Collection entries:

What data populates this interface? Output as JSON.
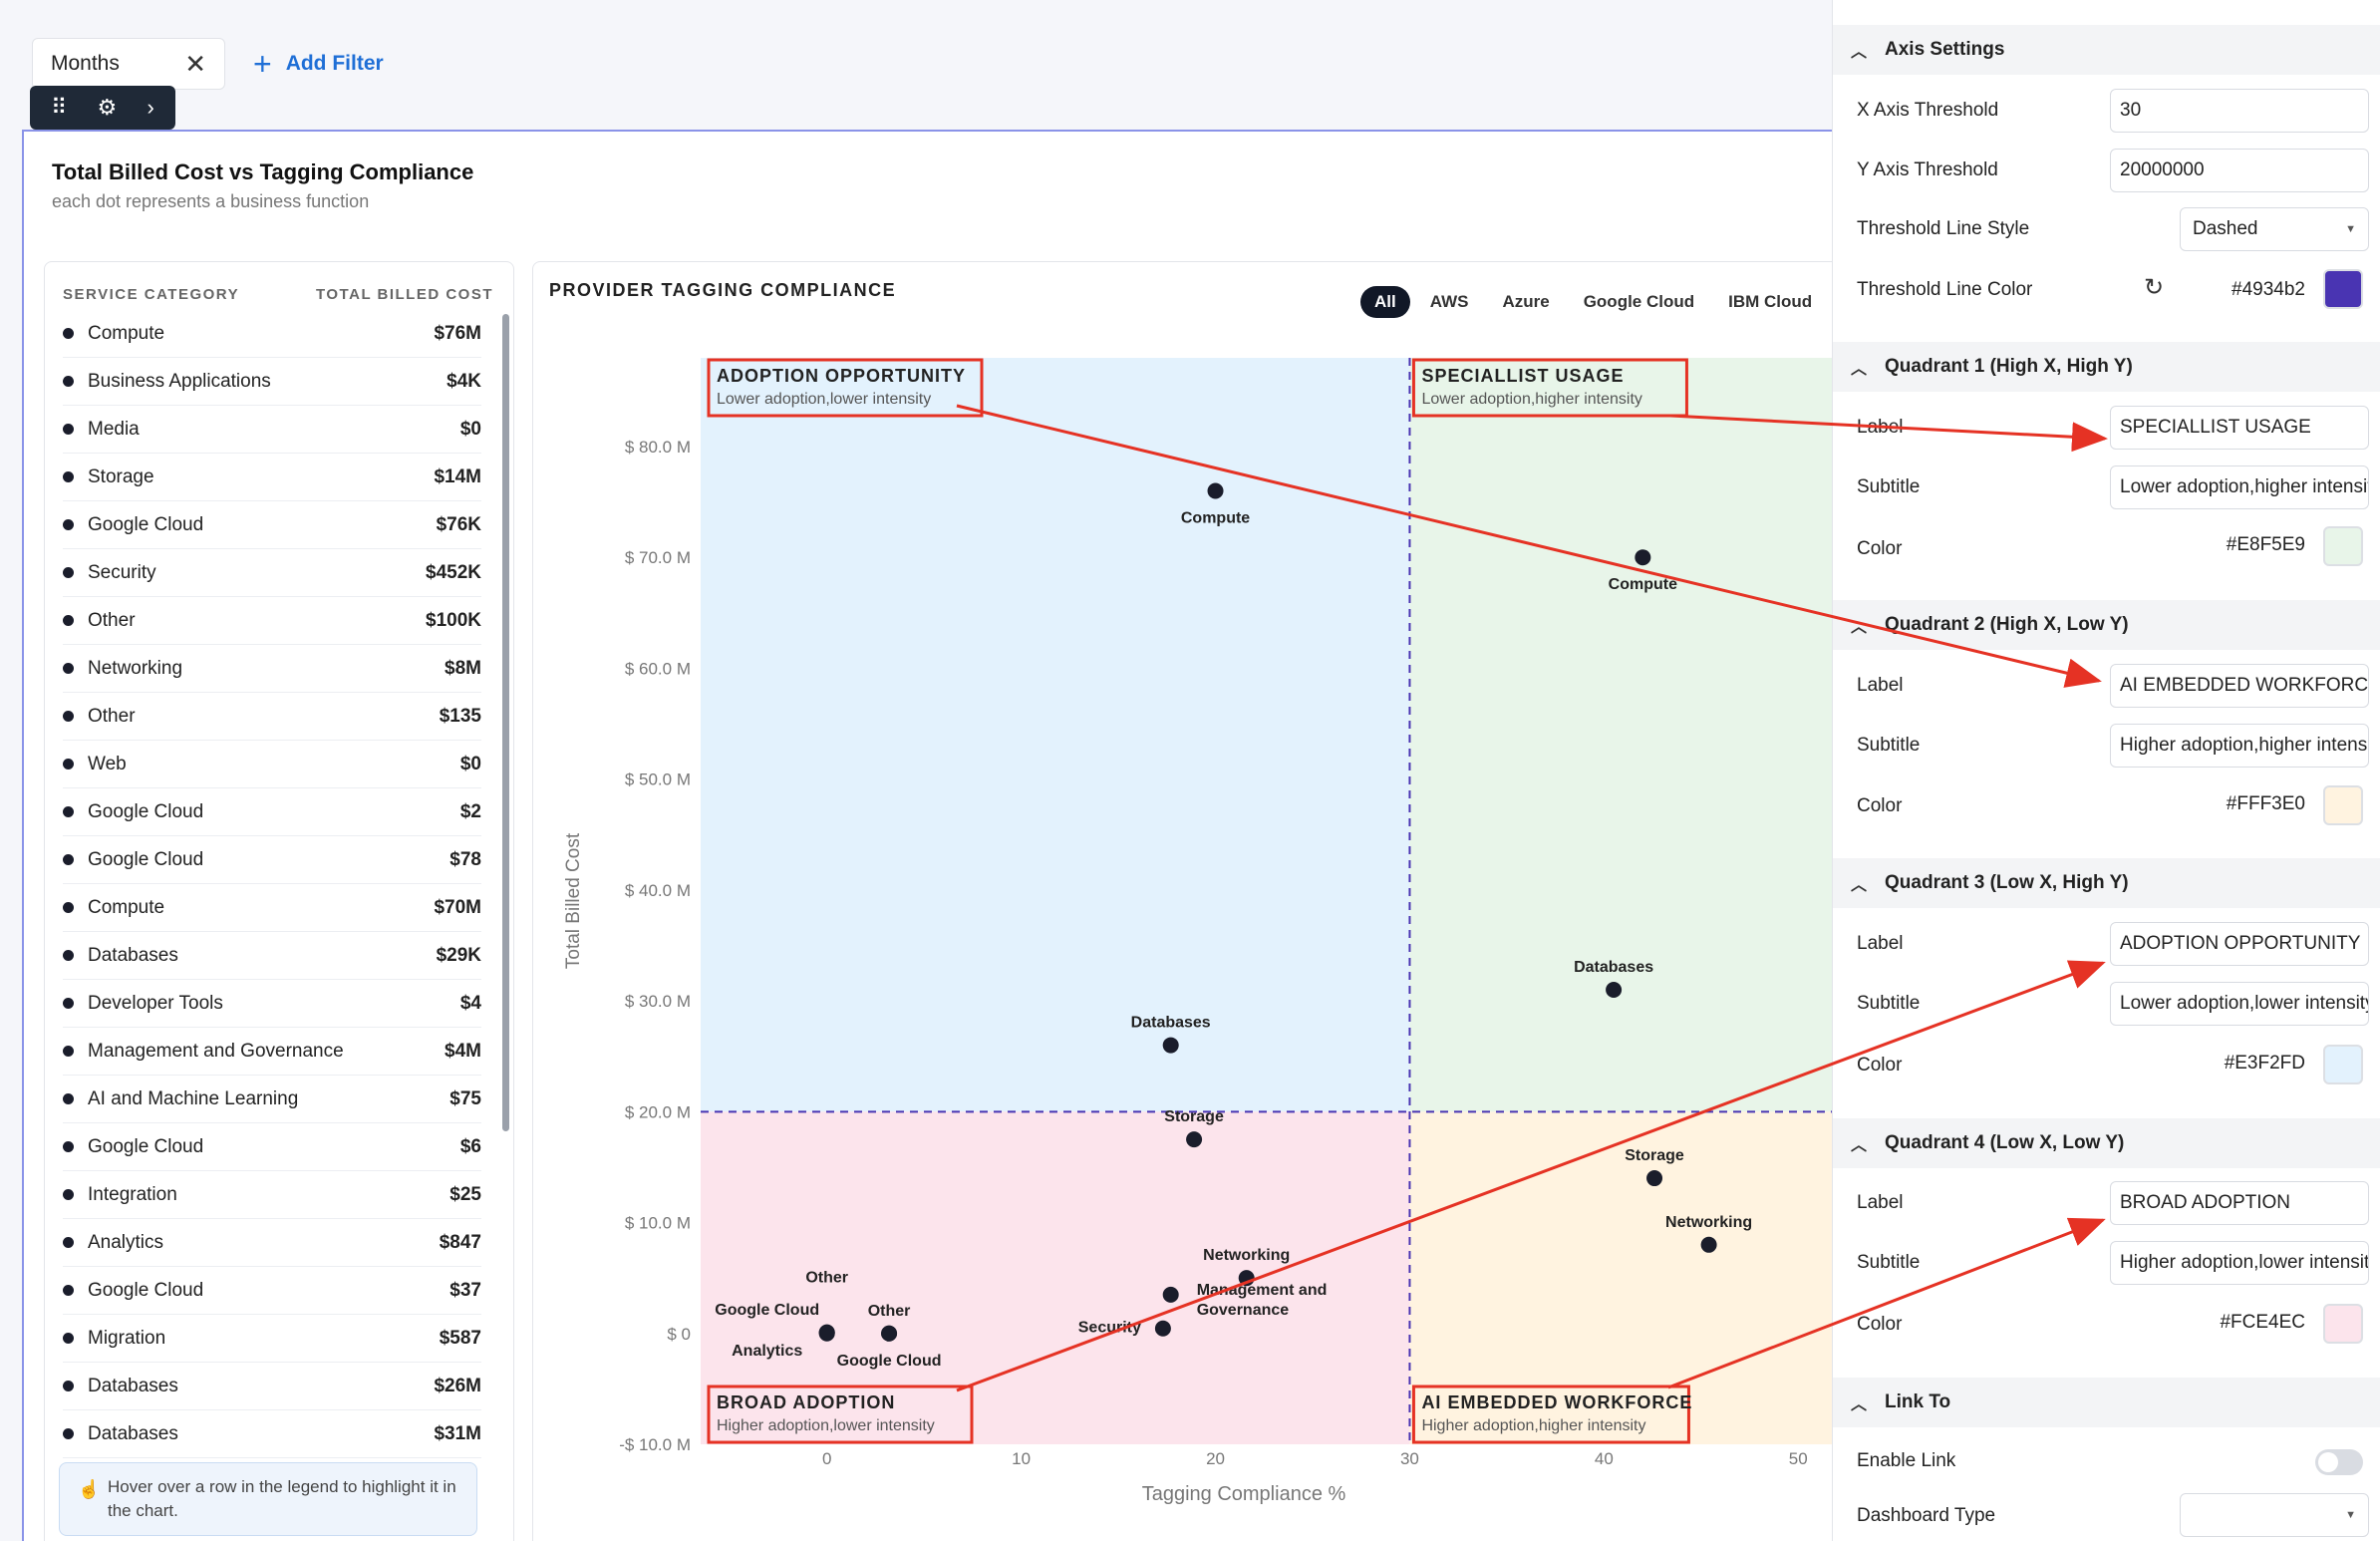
{
  "filter": {
    "chip_label": "Months",
    "add_label": "Add Filter"
  },
  "card": {
    "title": "Total Billed Cost vs Tagging Compliance",
    "subtitle": "each dot represents a business function"
  },
  "legend": {
    "col_category": "SERVICE CATEGORY",
    "col_cost": "TOTAL BILLED COST",
    "rows": [
      {
        "name": "Compute",
        "value": "$76M"
      },
      {
        "name": "Business Applications",
        "value": "$4K"
      },
      {
        "name": "Media",
        "value": "$0"
      },
      {
        "name": "Storage",
        "value": "$14M"
      },
      {
        "name": "Google Cloud",
        "value": "$76K"
      },
      {
        "name": "Security",
        "value": "$452K"
      },
      {
        "name": "Other",
        "value": "$100K"
      },
      {
        "name": "Networking",
        "value": "$8M"
      },
      {
        "name": "Other",
        "value": "$135"
      },
      {
        "name": "Web",
        "value": "$0"
      },
      {
        "name": "Google Cloud",
        "value": "$2"
      },
      {
        "name": "Google Cloud",
        "value": "$78"
      },
      {
        "name": "Compute",
        "value": "$70M"
      },
      {
        "name": "Databases",
        "value": "$29K"
      },
      {
        "name": "Developer Tools",
        "value": "$4"
      },
      {
        "name": "Management and Governance",
        "value": "$4M"
      },
      {
        "name": "AI and Machine Learning",
        "value": "$75"
      },
      {
        "name": "Google Cloud",
        "value": "$6"
      },
      {
        "name": "Integration",
        "value": "$25"
      },
      {
        "name": "Analytics",
        "value": "$847"
      },
      {
        "name": "Google Cloud",
        "value": "$37"
      },
      {
        "name": "Migration",
        "value": "$587"
      },
      {
        "name": "Databases",
        "value": "$26M"
      },
      {
        "name": "Databases",
        "value": "$31M"
      }
    ],
    "hint": "Hover over a row in the legend to highlight it in the chart."
  },
  "chart_panel": {
    "title": "PROVIDER TAGGING COMPLIANCE",
    "tabs": [
      "All",
      "AWS",
      "Azure",
      "Google Cloud",
      "IBM Cloud"
    ],
    "active_tab": "All"
  },
  "chart_data": {
    "type": "scatter",
    "title": "PROVIDER TAGGING COMPLIANCE",
    "xlabel": "Tagging Compliance %",
    "ylabel": "Total Billed Cost",
    "xlim": [
      -6.5,
      52.5
    ],
    "ylim": [
      -10000000,
      88000000
    ],
    "x_ticks": [
      0,
      10,
      20,
      30,
      40,
      50
    ],
    "y_ticks": [
      -10000000,
      0,
      10000000,
      20000000,
      30000000,
      40000000,
      50000000,
      60000000,
      70000000,
      80000000
    ],
    "y_tick_labels": [
      "-$ 10.0 M",
      "$ 0",
      "$ 10.0 M",
      "$ 20.0 M",
      "$ 30.0 M",
      "$ 40.0 M",
      "$ 50.0 M",
      "$ 60.0 M",
      "$ 70.0 M",
      "$ 80.0 M"
    ],
    "threshold_x": 30,
    "threshold_y": 20000000,
    "threshold_style": "dashed",
    "threshold_color": "#4934b2",
    "quadrants": [
      {
        "pos": "top-left",
        "label": "ADOPTION OPPORTUNITY",
        "subtitle": "Lower adoption,lower intensity",
        "color": "#E3F2FD"
      },
      {
        "pos": "top-right",
        "label": "SPECIALLIST USAGE",
        "subtitle": "Lower adoption,higher intensity",
        "color": "#E8F5E9"
      },
      {
        "pos": "bottom-left",
        "label": "BROAD ADOPTION",
        "subtitle": "Higher adoption,lower intensity",
        "color": "#FCE4EC"
      },
      {
        "pos": "bottom-right",
        "label": "AI EMBEDDED WORKFORCE",
        "subtitle": "Higher adoption,higher intensity",
        "color": "#FFF3E0"
      }
    ],
    "points": [
      {
        "label": "Compute",
        "x": 20,
        "y": 76000000,
        "lpos": "below"
      },
      {
        "label": "Compute",
        "x": 42,
        "y": 70000000,
        "lpos": "below"
      },
      {
        "label": "Databases",
        "x": 17.7,
        "y": 26000000,
        "lpos": "above"
      },
      {
        "label": "Databases",
        "x": 40.5,
        "y": 31000000,
        "lpos": "above"
      },
      {
        "label": "Storage",
        "x": 18.9,
        "y": 17500000,
        "lpos": "above"
      },
      {
        "label": "Storage",
        "x": 42.6,
        "y": 14000000,
        "lpos": "above"
      },
      {
        "label": "Networking",
        "x": 21.6,
        "y": 5000000,
        "lpos": "above"
      },
      {
        "label": "Networking",
        "x": 45.4,
        "y": 8000000,
        "lpos": "above"
      },
      {
        "label": "Management and Governance",
        "x": 17.7,
        "y": 3500000,
        "lpos": "right"
      },
      {
        "label": "Security",
        "x": 17.3,
        "y": 452000,
        "lpos": "left"
      },
      {
        "label": "Other",
        "x": 0,
        "y": 100000,
        "lpos": "above-far"
      },
      {
        "label": "Google Cloud",
        "x": 0,
        "y": 76000,
        "lpos": "above-left"
      },
      {
        "label": "Analytics",
        "x": 0,
        "y": 847,
        "lpos": "below-left"
      },
      {
        "label": "Other",
        "x": 3.2,
        "y": 135,
        "lpos": "above"
      },
      {
        "label": "Google Cloud",
        "x": 3.2,
        "y": 78,
        "lpos": "below"
      }
    ]
  },
  "settings": {
    "axis_header": "Axis Settings",
    "x_threshold_label": "X Axis Threshold",
    "x_threshold_value": "30",
    "y_threshold_label": "Y Axis Threshold",
    "y_threshold_value": "20000000",
    "line_style_label": "Threshold Line Style",
    "line_style_value": "Dashed",
    "line_color_label": "Threshold Line Color",
    "line_color_value": "#4934b2",
    "q1": {
      "header": "Quadrant 1 (High X, High Y)",
      "label": "SPECIALLIST USAGE",
      "subtitle": "Lower adoption,higher intensity",
      "color": "#E8F5E9"
    },
    "q2": {
      "header": "Quadrant 2 (High X, Low Y)",
      "label": "AI EMBEDDED WORKFORCE",
      "subtitle": "Higher adoption,higher intensity",
      "color": "#FFF3E0"
    },
    "q3": {
      "header": "Quadrant 3 (Low X, High Y)",
      "label": "ADOPTION OPPORTUNITY",
      "subtitle": "Lower adoption,lower intensity",
      "color": "#E3F2FD"
    },
    "q4": {
      "header": "Quadrant 4 (Low X, Low Y)",
      "label": "BROAD ADOPTION",
      "subtitle": "Higher adoption,lower intensity",
      "color": "#FCE4EC"
    },
    "field_label": "Label",
    "field_subtitle": "Subtitle",
    "field_color": "Color",
    "link_header": "Link To",
    "enable_link_label": "Enable Link",
    "dashboard_type_label": "Dashboard Type",
    "dashboard_type_value": ""
  },
  "colors": {
    "accent": "#1f6fd6",
    "threshold": "#4934b2",
    "annotation": "#e53224",
    "dot": "#1a1d2b"
  }
}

▸ PROMPT:
Can you repeat every record above exactly, apart from the pictures?

▸ RESULT FOR THIS TASK:
What data populates this interface? Output as JSON.
{
  "filter": {
    "chip_label": "Months",
    "add_label": "Add Filter"
  },
  "card": {
    "title": "Total Billed Cost vs Tagging Compliance",
    "subtitle": "each dot represents a business function"
  },
  "legend": {
    "col_category": "SERVICE CATEGORY",
    "col_cost": "TOTAL BILLED COST",
    "rows": [
      {
        "name": "Compute",
        "value": "$76M"
      },
      {
        "name": "Business Applications",
        "value": "$4K"
      },
      {
        "name": "Media",
        "value": "$0"
      },
      {
        "name": "Storage",
        "value": "$14M"
      },
      {
        "name": "Google Cloud",
        "value": "$76K"
      },
      {
        "name": "Security",
        "value": "$452K"
      },
      {
        "name": "Other",
        "value": "$100K"
      },
      {
        "name": "Networking",
        "value": "$8M"
      },
      {
        "name": "Other",
        "value": "$135"
      },
      {
        "name": "Web",
        "value": "$0"
      },
      {
        "name": "Google Cloud",
        "value": "$2"
      },
      {
        "name": "Google Cloud",
        "value": "$78"
      },
      {
        "name": "Compute",
        "value": "$70M"
      },
      {
        "name": "Databases",
        "value": "$29K"
      },
      {
        "name": "Developer Tools",
        "value": "$4"
      },
      {
        "name": "Management and Governance",
        "value": "$4M"
      },
      {
        "name": "AI and Machine Learning",
        "value": "$75"
      },
      {
        "name": "Google Cloud",
        "value": "$6"
      },
      {
        "name": "Integration",
        "value": "$25"
      },
      {
        "name": "Analytics",
        "value": "$847"
      },
      {
        "name": "Google Cloud",
        "value": "$37"
      },
      {
        "name": "Migration",
        "value": "$587"
      },
      {
        "name": "Databases",
        "value": "$26M"
      },
      {
        "name": "Databases",
        "value": "$31M"
      }
    ],
    "hint": "Hover over a row in the legend to highlight it in the chart."
  },
  "chart_panel": {
    "title": "PROVIDER TAGGING COMPLIANCE",
    "tabs": [
      "All",
      "AWS",
      "Azure",
      "Google Cloud",
      "IBM Cloud"
    ],
    "active_tab": "All"
  },
  "chart_data": {
    "type": "scatter",
    "title": "PROVIDER TAGGING COMPLIANCE",
    "xlabel": "Tagging Compliance %",
    "ylabel": "Total Billed Cost",
    "xlim": [
      -6.5,
      52.5
    ],
    "ylim": [
      -10000000,
      88000000
    ],
    "x_ticks": [
      0,
      10,
      20,
      30,
      40,
      50
    ],
    "y_ticks": [
      -10000000,
      0,
      10000000,
      20000000,
      30000000,
      40000000,
      50000000,
      60000000,
      70000000,
      80000000
    ],
    "y_tick_labels": [
      "-$ 10.0 M",
      "$ 0",
      "$ 10.0 M",
      "$ 20.0 M",
      "$ 30.0 M",
      "$ 40.0 M",
      "$ 50.0 M",
      "$ 60.0 M",
      "$ 70.0 M",
      "$ 80.0 M"
    ],
    "threshold_x": 30,
    "threshold_y": 20000000,
    "threshold_style": "dashed",
    "threshold_color": "#4934b2",
    "quadrants": [
      {
        "pos": "top-left",
        "label": "ADOPTION OPPORTUNITY",
        "subtitle": "Lower adoption,lower intensity",
        "color": "#E3F2FD"
      },
      {
        "pos": "top-right",
        "label": "SPECIALLIST USAGE",
        "subtitle": "Lower adoption,higher intensity",
        "color": "#E8F5E9"
      },
      {
        "pos": "bottom-left",
        "label": "BROAD ADOPTION",
        "subtitle": "Higher adoption,lower intensity",
        "color": "#FCE4EC"
      },
      {
        "pos": "bottom-right",
        "label": "AI EMBEDDED WORKFORCE",
        "subtitle": "Higher adoption,higher intensity",
        "color": "#FFF3E0"
      }
    ],
    "points": [
      {
        "label": "Compute",
        "x": 20,
        "y": 76000000,
        "lpos": "below"
      },
      {
        "label": "Compute",
        "x": 42,
        "y": 70000000,
        "lpos": "below"
      },
      {
        "label": "Databases",
        "x": 17.7,
        "y": 26000000,
        "lpos": "above"
      },
      {
        "label": "Databases",
        "x": 40.5,
        "y": 31000000,
        "lpos": "above"
      },
      {
        "label": "Storage",
        "x": 18.9,
        "y": 17500000,
        "lpos": "above"
      },
      {
        "label": "Storage",
        "x": 42.6,
        "y": 14000000,
        "lpos": "above"
      },
      {
        "label": "Networking",
        "x": 21.6,
        "y": 5000000,
        "lpos": "above"
      },
      {
        "label": "Networking",
        "x": 45.4,
        "y": 8000000,
        "lpos": "above"
      },
      {
        "label": "Management and Governance",
        "x": 17.7,
        "y": 3500000,
        "lpos": "right"
      },
      {
        "label": "Security",
        "x": 17.3,
        "y": 452000,
        "lpos": "left"
      },
      {
        "label": "Other",
        "x": 0,
        "y": 100000,
        "lpos": "above-far"
      },
      {
        "label": "Google Cloud",
        "x": 0,
        "y": 76000,
        "lpos": "above-left"
      },
      {
        "label": "Analytics",
        "x": 0,
        "y": 847,
        "lpos": "below-left"
      },
      {
        "label": "Other",
        "x": 3.2,
        "y": 135,
        "lpos": "above"
      },
      {
        "label": "Google Cloud",
        "x": 3.2,
        "y": 78,
        "lpos": "below"
      }
    ]
  },
  "settings": {
    "axis_header": "Axis Settings",
    "x_threshold_label": "X Axis Threshold",
    "x_threshold_value": "30",
    "y_threshold_label": "Y Axis Threshold",
    "y_threshold_value": "20000000",
    "line_style_label": "Threshold Line Style",
    "line_style_value": "Dashed",
    "line_color_label": "Threshold Line Color",
    "line_color_value": "#4934b2",
    "q1": {
      "header": "Quadrant 1 (High X, High Y)",
      "label": "SPECIALLIST USAGE",
      "subtitle": "Lower adoption,higher intensity",
      "color": "#E8F5E9"
    },
    "q2": {
      "header": "Quadrant 2 (High X, Low Y)",
      "label": "AI EMBEDDED WORKFORCE",
      "subtitle": "Higher adoption,higher intensity",
      "color": "#FFF3E0"
    },
    "q3": {
      "header": "Quadrant 3 (Low X, High Y)",
      "label": "ADOPTION OPPORTUNITY",
      "subtitle": "Lower adoption,lower intensity",
      "color": "#E3F2FD"
    },
    "q4": {
      "header": "Quadrant 4 (Low X, Low Y)",
      "label": "BROAD ADOPTION",
      "subtitle": "Higher adoption,lower intensity",
      "color": "#FCE4EC"
    },
    "field_label": "Label",
    "field_subtitle": "Subtitle",
    "field_color": "Color",
    "link_header": "Link To",
    "enable_link_label": "Enable Link",
    "dashboard_type_label": "Dashboard Type",
    "dashboard_type_value": ""
  },
  "colors": {
    "accent": "#1f6fd6",
    "threshold": "#4934b2",
    "annotation": "#e53224",
    "dot": "#1a1d2b"
  }
}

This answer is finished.